• [Task]: Show every line of the records below that contains the word "escient".

• [Data excerpts]:
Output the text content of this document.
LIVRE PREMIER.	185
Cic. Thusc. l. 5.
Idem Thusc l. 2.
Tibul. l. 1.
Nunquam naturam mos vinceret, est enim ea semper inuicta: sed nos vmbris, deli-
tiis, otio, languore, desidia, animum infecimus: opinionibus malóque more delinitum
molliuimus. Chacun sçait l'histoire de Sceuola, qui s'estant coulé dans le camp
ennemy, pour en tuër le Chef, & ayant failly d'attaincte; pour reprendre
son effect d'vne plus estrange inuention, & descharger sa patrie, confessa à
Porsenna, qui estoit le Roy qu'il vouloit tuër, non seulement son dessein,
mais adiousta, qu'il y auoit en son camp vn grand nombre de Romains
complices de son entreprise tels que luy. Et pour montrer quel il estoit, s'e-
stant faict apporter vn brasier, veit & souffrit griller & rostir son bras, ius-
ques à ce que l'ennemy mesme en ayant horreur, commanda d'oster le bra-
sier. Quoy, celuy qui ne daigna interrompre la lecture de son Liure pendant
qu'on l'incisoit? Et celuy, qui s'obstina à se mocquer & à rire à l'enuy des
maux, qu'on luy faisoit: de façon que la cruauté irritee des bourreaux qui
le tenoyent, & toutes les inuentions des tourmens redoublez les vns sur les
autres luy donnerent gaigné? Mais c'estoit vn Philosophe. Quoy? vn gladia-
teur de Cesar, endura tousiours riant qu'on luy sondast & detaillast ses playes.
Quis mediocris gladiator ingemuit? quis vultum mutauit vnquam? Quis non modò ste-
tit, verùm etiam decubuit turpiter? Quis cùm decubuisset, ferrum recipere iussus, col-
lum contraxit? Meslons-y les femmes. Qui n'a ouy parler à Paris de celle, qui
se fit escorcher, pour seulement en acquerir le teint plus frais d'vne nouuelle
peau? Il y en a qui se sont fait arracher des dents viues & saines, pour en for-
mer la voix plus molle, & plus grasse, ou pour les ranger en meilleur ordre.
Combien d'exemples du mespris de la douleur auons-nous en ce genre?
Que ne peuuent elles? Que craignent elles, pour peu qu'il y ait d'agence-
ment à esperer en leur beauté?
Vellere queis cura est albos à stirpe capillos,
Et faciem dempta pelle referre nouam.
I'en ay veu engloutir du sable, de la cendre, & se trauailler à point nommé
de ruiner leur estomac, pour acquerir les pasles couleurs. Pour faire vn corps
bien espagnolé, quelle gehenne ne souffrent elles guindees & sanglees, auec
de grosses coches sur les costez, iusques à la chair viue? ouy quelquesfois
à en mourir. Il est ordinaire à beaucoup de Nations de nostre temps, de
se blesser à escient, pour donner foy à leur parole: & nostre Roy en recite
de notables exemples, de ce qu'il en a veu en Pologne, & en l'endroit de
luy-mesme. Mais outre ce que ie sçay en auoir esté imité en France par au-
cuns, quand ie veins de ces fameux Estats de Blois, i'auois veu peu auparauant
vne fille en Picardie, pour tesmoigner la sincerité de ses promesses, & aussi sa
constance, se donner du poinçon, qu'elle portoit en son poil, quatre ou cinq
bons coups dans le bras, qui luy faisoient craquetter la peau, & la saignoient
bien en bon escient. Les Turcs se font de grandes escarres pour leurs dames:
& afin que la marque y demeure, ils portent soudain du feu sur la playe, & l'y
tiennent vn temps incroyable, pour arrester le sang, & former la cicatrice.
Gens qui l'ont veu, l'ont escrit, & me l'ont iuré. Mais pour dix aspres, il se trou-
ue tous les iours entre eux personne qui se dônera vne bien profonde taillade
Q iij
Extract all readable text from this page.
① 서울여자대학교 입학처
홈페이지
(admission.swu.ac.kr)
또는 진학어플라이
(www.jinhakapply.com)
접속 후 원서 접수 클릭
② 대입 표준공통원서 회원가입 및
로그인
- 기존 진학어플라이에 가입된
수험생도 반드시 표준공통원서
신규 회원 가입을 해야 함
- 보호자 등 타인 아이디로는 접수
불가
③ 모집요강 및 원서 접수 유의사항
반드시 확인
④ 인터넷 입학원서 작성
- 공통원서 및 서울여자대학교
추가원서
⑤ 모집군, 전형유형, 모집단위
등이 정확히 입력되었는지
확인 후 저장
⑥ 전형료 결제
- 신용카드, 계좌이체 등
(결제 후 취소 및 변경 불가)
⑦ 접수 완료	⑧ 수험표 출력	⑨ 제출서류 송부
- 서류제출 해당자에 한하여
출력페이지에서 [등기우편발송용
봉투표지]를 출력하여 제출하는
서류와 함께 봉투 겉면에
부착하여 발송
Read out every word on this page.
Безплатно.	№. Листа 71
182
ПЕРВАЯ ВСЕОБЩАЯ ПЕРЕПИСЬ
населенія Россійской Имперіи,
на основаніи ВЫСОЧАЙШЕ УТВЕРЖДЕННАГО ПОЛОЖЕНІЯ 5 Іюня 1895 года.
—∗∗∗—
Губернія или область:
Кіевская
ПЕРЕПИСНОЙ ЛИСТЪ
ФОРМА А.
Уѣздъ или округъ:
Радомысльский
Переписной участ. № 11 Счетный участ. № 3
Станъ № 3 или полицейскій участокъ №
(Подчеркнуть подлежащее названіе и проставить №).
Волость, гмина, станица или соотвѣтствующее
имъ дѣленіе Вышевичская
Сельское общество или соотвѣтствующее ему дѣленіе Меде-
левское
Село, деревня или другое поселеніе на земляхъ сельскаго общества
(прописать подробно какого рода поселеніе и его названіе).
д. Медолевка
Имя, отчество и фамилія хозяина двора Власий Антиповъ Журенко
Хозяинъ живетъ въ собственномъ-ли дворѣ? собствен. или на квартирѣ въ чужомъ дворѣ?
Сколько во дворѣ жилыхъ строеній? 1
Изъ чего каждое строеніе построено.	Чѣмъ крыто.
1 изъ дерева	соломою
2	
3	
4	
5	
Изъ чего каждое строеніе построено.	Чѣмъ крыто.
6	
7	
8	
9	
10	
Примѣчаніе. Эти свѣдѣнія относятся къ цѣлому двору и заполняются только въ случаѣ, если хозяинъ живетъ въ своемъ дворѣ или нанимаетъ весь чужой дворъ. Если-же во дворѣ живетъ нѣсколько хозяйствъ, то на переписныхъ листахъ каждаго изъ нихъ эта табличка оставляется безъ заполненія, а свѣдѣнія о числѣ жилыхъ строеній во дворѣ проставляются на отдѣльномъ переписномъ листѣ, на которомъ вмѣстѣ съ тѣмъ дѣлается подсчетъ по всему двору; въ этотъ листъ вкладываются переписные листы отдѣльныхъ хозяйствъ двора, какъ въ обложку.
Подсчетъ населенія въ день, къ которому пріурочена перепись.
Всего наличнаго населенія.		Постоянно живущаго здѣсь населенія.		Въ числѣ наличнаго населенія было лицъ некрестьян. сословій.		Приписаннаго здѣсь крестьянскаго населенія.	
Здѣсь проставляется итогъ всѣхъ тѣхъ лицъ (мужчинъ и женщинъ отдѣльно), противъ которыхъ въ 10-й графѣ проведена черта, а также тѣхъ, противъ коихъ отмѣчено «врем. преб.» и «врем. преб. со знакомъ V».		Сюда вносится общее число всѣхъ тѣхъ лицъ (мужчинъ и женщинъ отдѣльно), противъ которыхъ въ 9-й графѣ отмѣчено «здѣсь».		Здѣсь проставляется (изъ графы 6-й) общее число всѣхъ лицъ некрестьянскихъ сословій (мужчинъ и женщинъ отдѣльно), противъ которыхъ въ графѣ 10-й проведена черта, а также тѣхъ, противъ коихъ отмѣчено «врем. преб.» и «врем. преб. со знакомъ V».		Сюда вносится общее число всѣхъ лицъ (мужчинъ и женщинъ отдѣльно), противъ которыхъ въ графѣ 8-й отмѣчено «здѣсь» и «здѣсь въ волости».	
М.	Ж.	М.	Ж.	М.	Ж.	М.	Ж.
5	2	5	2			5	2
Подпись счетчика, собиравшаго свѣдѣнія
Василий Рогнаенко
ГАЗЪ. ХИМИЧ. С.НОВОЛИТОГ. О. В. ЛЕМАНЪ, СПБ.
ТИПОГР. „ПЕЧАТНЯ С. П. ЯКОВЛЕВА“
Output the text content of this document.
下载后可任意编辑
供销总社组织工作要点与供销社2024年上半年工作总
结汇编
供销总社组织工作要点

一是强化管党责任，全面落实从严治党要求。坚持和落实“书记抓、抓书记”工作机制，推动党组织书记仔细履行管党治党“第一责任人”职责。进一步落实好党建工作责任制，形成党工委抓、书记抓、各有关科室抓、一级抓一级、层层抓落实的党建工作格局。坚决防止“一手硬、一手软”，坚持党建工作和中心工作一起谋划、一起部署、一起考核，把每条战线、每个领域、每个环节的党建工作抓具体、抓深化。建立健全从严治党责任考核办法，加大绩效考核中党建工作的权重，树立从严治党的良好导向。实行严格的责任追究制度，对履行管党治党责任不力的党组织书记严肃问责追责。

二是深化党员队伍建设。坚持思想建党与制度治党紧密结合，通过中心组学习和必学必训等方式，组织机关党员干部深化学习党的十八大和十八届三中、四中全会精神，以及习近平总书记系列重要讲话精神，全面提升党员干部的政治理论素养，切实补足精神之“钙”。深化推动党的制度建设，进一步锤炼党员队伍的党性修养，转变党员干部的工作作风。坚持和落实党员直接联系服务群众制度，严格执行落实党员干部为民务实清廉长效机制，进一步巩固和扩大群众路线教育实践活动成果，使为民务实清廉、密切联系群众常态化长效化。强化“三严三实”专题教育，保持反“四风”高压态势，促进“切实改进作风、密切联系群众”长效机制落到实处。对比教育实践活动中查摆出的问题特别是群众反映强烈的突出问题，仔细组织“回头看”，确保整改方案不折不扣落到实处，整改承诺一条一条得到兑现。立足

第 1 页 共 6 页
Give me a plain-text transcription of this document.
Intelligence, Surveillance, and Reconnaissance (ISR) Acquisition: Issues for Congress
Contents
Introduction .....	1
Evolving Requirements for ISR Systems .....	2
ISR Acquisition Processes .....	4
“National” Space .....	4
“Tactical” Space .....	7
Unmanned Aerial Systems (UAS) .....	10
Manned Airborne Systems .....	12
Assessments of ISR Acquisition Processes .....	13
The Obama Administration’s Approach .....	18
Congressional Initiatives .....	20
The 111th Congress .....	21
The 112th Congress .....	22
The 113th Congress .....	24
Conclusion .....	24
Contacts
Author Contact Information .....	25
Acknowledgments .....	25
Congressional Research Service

• [Correct result]:
se blesser à escient, pour donner foy à leur parole: & nostre Roy en recite
bien en bon escient. Les Turcs se font de grandes escarres pour leurs dames:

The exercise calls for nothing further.